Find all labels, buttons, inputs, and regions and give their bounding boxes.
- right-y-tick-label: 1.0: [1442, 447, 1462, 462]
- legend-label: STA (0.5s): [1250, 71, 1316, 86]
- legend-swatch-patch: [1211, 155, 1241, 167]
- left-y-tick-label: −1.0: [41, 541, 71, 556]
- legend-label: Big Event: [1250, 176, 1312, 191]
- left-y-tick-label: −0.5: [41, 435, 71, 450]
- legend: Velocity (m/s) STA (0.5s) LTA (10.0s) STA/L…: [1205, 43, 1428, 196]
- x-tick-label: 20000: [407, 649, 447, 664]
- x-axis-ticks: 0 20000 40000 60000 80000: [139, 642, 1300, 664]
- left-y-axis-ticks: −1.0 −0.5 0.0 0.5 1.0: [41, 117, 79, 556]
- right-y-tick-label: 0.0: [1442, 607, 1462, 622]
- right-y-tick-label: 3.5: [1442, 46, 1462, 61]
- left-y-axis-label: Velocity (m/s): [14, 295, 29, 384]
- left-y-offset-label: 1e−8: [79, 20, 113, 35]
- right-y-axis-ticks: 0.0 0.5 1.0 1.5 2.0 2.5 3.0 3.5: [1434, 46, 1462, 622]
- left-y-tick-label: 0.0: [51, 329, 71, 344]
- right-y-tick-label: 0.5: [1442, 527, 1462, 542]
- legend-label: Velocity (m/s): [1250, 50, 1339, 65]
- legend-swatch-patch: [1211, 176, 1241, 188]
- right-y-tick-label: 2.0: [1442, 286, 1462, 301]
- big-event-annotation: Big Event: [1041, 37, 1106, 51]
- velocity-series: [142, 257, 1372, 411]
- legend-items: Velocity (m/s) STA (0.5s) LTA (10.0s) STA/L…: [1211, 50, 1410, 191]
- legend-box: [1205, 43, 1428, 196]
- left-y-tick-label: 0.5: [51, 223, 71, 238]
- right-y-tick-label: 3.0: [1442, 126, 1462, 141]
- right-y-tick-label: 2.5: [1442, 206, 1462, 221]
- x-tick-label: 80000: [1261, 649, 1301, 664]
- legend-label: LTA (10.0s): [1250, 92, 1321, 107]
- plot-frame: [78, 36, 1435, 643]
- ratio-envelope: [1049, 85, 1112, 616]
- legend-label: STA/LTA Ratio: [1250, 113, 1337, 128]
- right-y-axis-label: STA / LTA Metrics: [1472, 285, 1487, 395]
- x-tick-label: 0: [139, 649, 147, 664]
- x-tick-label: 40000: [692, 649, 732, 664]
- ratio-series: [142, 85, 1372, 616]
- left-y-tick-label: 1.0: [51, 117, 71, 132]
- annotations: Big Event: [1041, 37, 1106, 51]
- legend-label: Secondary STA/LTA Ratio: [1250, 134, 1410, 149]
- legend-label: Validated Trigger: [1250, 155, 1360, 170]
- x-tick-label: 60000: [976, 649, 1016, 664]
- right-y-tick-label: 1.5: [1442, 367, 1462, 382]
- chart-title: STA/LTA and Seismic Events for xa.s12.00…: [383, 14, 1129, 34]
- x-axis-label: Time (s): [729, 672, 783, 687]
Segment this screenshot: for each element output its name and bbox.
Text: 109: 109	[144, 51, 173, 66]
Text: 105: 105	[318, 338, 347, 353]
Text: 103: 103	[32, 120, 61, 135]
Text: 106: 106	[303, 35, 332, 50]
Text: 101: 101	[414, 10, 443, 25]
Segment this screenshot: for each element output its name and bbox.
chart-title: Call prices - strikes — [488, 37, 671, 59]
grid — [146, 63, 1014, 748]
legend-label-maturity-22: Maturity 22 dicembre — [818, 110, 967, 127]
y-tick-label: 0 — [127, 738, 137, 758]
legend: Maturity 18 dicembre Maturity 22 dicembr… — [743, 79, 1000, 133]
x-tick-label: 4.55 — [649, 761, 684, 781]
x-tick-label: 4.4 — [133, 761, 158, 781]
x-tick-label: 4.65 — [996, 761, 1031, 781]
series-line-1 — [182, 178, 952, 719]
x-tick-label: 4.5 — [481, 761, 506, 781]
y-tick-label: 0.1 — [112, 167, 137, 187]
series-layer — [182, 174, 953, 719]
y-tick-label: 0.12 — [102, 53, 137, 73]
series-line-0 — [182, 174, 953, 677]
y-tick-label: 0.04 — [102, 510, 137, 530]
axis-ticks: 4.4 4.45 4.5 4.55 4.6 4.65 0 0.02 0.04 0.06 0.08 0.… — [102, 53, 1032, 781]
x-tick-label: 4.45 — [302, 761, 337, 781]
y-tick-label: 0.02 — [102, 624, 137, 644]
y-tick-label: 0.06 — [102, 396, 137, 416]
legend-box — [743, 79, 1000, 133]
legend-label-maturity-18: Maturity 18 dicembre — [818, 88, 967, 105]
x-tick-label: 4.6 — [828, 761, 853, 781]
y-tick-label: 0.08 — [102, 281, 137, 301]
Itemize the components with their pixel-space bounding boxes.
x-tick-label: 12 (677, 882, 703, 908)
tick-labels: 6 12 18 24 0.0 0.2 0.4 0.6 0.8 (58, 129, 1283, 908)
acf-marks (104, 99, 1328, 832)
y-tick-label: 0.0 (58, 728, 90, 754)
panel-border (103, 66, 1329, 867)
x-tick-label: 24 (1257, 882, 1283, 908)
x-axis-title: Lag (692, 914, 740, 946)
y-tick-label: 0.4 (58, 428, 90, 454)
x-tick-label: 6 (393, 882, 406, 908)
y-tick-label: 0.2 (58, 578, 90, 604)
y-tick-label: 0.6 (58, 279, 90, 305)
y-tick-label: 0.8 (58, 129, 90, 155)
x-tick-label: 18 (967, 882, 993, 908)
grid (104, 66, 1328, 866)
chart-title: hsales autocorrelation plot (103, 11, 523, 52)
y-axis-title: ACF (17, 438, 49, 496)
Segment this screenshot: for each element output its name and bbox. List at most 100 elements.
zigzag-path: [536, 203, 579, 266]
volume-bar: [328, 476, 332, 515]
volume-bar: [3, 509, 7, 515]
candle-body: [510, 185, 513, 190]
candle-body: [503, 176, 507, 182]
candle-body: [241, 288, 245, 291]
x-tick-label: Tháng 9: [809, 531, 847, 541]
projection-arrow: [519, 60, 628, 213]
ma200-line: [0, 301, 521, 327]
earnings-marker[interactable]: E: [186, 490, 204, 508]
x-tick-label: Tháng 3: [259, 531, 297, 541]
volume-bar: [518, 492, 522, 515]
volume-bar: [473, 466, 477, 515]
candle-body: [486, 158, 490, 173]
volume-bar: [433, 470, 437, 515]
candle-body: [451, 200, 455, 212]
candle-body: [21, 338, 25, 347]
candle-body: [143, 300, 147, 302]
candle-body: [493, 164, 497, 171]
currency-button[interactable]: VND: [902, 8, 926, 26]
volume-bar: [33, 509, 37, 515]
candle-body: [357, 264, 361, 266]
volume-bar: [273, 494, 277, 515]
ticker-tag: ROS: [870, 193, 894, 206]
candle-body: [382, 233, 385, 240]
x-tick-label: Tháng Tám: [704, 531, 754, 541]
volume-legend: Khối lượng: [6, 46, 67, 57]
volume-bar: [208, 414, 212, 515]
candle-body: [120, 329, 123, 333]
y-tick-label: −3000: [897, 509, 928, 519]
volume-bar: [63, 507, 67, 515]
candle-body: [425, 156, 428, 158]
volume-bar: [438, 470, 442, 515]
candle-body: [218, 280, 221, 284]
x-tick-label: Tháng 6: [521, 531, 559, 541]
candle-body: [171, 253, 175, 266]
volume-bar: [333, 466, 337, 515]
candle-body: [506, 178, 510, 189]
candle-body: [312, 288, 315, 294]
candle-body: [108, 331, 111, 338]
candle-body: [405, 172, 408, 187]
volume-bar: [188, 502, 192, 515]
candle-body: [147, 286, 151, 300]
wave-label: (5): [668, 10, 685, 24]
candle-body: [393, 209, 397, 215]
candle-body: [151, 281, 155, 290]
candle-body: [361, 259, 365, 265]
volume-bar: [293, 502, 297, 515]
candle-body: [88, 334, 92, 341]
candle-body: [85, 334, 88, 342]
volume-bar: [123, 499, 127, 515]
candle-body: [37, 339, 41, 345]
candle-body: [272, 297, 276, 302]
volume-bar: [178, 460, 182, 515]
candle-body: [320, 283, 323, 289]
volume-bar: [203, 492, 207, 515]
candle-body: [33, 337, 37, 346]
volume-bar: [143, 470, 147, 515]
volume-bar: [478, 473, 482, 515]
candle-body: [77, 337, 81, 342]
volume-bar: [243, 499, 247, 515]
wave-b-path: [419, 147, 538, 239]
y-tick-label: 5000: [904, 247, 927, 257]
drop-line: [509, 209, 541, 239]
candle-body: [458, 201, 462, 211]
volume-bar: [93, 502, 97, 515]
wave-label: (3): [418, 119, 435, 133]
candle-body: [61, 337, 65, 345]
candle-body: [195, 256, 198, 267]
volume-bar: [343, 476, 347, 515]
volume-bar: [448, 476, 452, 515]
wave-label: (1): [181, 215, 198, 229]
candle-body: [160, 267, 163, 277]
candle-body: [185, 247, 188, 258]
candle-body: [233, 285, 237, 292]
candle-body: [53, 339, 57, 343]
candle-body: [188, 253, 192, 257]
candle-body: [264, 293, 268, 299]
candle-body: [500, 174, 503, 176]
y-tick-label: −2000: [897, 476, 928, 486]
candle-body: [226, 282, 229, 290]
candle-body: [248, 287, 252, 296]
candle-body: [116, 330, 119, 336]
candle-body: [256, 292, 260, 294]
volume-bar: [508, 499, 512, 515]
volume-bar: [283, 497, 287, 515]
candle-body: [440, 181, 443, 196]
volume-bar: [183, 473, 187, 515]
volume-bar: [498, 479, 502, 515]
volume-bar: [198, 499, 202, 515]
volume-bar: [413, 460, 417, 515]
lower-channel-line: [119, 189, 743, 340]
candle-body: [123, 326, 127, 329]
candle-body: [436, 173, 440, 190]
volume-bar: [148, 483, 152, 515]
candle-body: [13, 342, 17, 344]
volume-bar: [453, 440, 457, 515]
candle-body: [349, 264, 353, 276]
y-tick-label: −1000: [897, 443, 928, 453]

───

■ To be done
Count the lines in the records above that contain the string "ticks", and give only that number.

■ Output of the task
4